**RECORDS SHOWN**
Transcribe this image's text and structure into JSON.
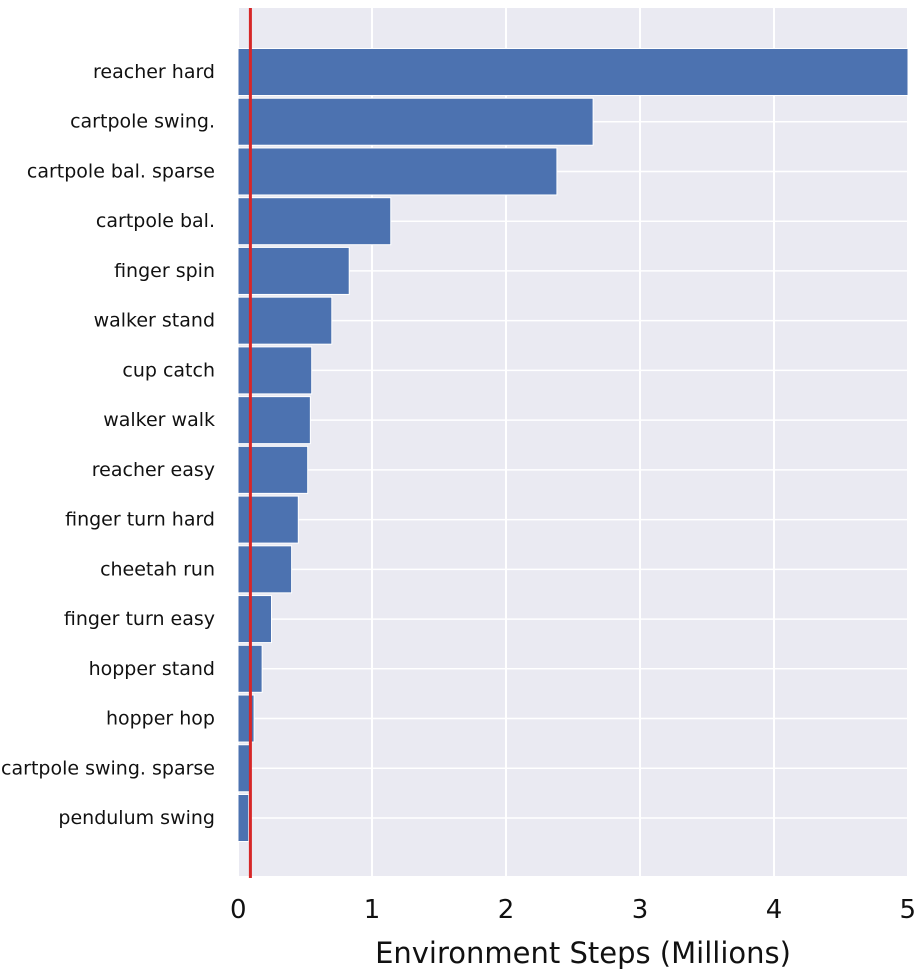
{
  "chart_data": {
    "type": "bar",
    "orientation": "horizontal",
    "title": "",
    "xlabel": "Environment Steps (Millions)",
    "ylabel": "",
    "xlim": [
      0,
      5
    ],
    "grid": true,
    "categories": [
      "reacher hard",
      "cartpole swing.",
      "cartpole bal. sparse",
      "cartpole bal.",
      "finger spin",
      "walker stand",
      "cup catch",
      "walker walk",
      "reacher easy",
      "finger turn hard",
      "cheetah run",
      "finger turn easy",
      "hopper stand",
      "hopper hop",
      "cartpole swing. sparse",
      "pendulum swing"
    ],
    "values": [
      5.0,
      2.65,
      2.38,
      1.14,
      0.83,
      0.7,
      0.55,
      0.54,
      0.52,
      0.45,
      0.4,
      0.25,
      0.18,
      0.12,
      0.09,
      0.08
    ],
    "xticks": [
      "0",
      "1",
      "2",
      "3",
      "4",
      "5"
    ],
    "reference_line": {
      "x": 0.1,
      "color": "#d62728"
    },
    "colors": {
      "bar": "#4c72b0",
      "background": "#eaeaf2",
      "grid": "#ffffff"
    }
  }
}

==

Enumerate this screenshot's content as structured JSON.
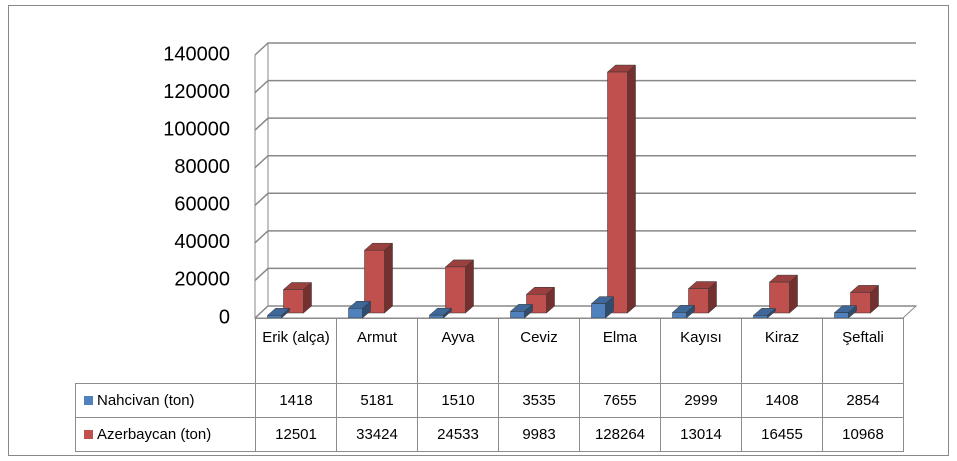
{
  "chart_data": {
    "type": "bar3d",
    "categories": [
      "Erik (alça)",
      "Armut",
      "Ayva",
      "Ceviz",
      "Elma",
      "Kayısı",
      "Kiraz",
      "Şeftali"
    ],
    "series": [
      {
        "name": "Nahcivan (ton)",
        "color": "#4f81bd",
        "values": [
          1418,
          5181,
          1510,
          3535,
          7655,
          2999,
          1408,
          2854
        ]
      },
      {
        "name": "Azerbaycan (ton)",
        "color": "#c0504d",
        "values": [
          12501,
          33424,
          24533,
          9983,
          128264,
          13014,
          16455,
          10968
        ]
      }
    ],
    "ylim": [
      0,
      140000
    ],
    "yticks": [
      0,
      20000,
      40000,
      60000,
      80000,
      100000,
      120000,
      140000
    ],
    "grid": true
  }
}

**STATED TASK**
Filter for "sparse". Return all lines that hold it.

**TASK SOLUTION**
      "cartpole bal. sparse",
      "cartpole swing. sparse",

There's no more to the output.